Directive
Your task is to output the listing word for word, with pictures excluded.

Records supplied
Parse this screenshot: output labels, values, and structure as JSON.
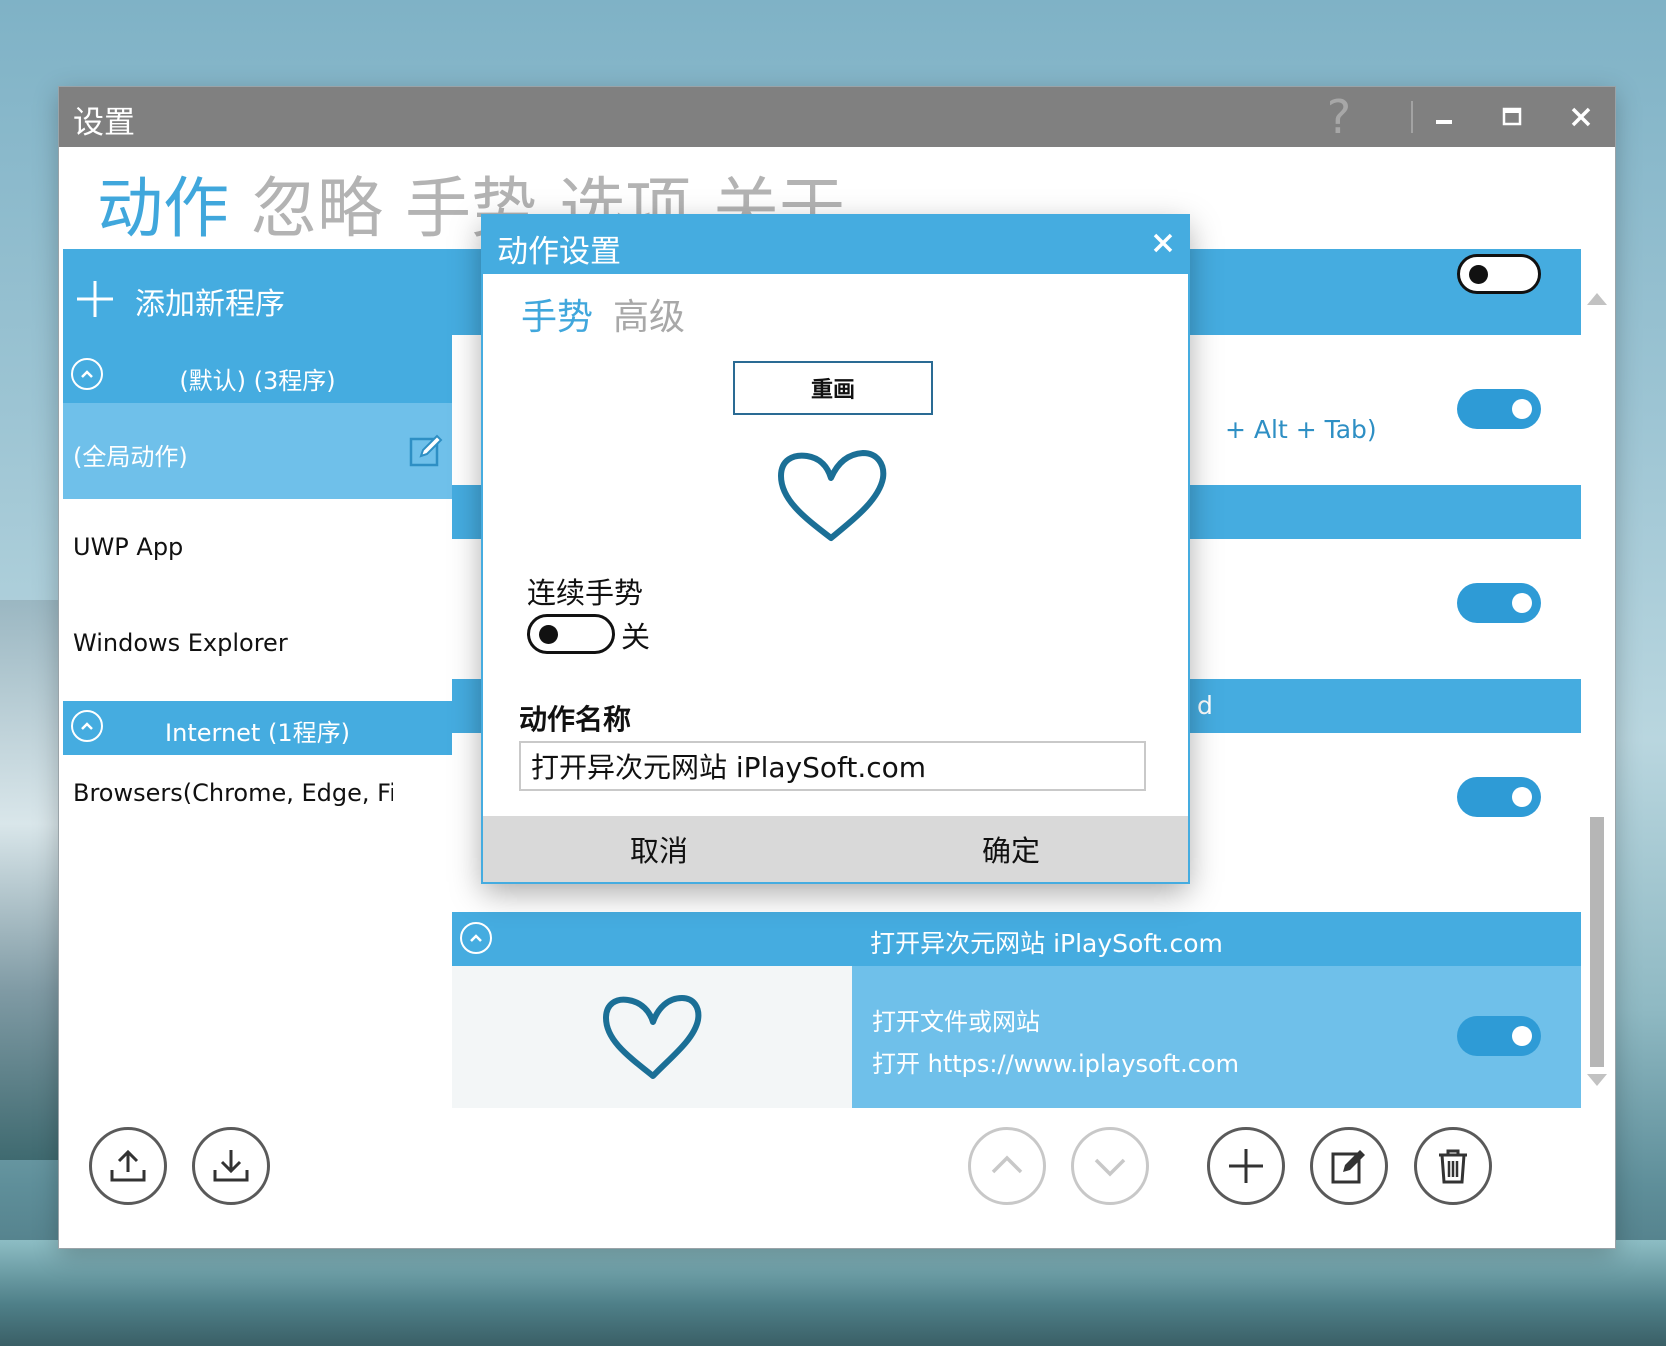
{
  "window": {
    "title": "设置",
    "help_label": "?",
    "minimize_label": "–",
    "maximize_label": "□",
    "close_label": "✕"
  },
  "tabs": [
    {
      "label": "动作",
      "active": true
    },
    {
      "label": "忽略",
      "active": false
    },
    {
      "label": "手势",
      "active": false
    },
    {
      "label": "选项",
      "active": false
    },
    {
      "label": "关于",
      "active": false
    }
  ],
  "sidebar": {
    "add_label": "添加新程序",
    "groups": [
      {
        "label": "(默认) (3程序)"
      },
      {
        "label": "Internet (1程序)"
      }
    ],
    "programs": [
      {
        "label": "(全局动作)",
        "selected": true
      },
      {
        "label": "UWP App",
        "selected": false
      },
      {
        "label": "Windows Explorer",
        "selected": false
      },
      {
        "label": "Browsers(Chrome, Edge, Firef",
        "selected": false
      }
    ]
  },
  "actions": {
    "partial_hotkey": "+ Alt + Tab)",
    "partial_group": "d",
    "last": {
      "name": "打开异次元网站 iPlaySoft.com",
      "type": "打开文件或网站",
      "detail": "打开 https://www.iplaysoft.com",
      "enabled": true
    }
  },
  "dialog": {
    "title": "动作设置",
    "close_label": "✕",
    "tabs": [
      {
        "label": "手势",
        "active": true
      },
      {
        "label": "高级",
        "active": false
      }
    ],
    "redraw_label": "重画",
    "continuous_label": "连续手势",
    "continuous_state": "关",
    "name_label": "动作名称",
    "name_value": "打开异次元网站 iPlaySoft.com",
    "cancel_label": "取消",
    "ok_label": "确定"
  },
  "colors": {
    "accent": "#45ace0",
    "accent_light": "#6fc0ea",
    "title_gray": "#808080",
    "gesture_stroke": "#1b6f96"
  },
  "icons": {
    "export": "upload-icon",
    "import": "download-icon",
    "move_up": "chevron-up-icon",
    "move_down": "chevron-down-icon",
    "add": "plus-icon",
    "edit": "edit-icon",
    "delete": "trash-icon"
  }
}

Reply
Parse this screenshot: output labels, values, and structure as JSON.
{
  "window": {
    "title": "设置",
    "help_label": "?",
    "minimize_label": "–",
    "maximize_label": "□",
    "close_label": "✕"
  },
  "tabs": [
    {
      "label": "动作",
      "active": true
    },
    {
      "label": "忽略",
      "active": false
    },
    {
      "label": "手势",
      "active": false
    },
    {
      "label": "选项",
      "active": false
    },
    {
      "label": "关于",
      "active": false
    }
  ],
  "sidebar": {
    "add_label": "添加新程序",
    "groups": [
      {
        "label": "(默认) (3程序)"
      },
      {
        "label": "Internet (1程序)"
      }
    ],
    "programs": [
      {
        "label": "(全局动作)",
        "selected": true
      },
      {
        "label": "UWP App",
        "selected": false
      },
      {
        "label": "Windows Explorer",
        "selected": false
      },
      {
        "label": "Browsers(Chrome, Edge, Firef",
        "selected": false
      }
    ]
  },
  "actions": {
    "partial_hotkey": "+ Alt + Tab)",
    "partial_group": "d",
    "last": {
      "name": "打开异次元网站 iPlaySoft.com",
      "type": "打开文件或网站",
      "detail": "打开 https://www.iplaysoft.com",
      "enabled": true
    }
  },
  "dialog": {
    "title": "动作设置",
    "close_label": "✕",
    "tabs": [
      {
        "label": "手势",
        "active": true
      },
      {
        "label": "高级",
        "active": false
      }
    ],
    "redraw_label": "重画",
    "continuous_label": "连续手势",
    "continuous_state": "关",
    "name_label": "动作名称",
    "name_value": "打开异次元网站 iPlaySoft.com",
    "cancel_label": "取消",
    "ok_label": "确定"
  },
  "colors": {
    "accent": "#45ace0",
    "accent_light": "#6fc0ea",
    "title_gray": "#808080",
    "gesture_stroke": "#1b6f96"
  },
  "icons": {
    "export": "upload-icon",
    "import": "download-icon",
    "move_up": "chevron-up-icon",
    "move_down": "chevron-down-icon",
    "add": "plus-icon",
    "edit": "edit-icon",
    "delete": "trash-icon"
  }
}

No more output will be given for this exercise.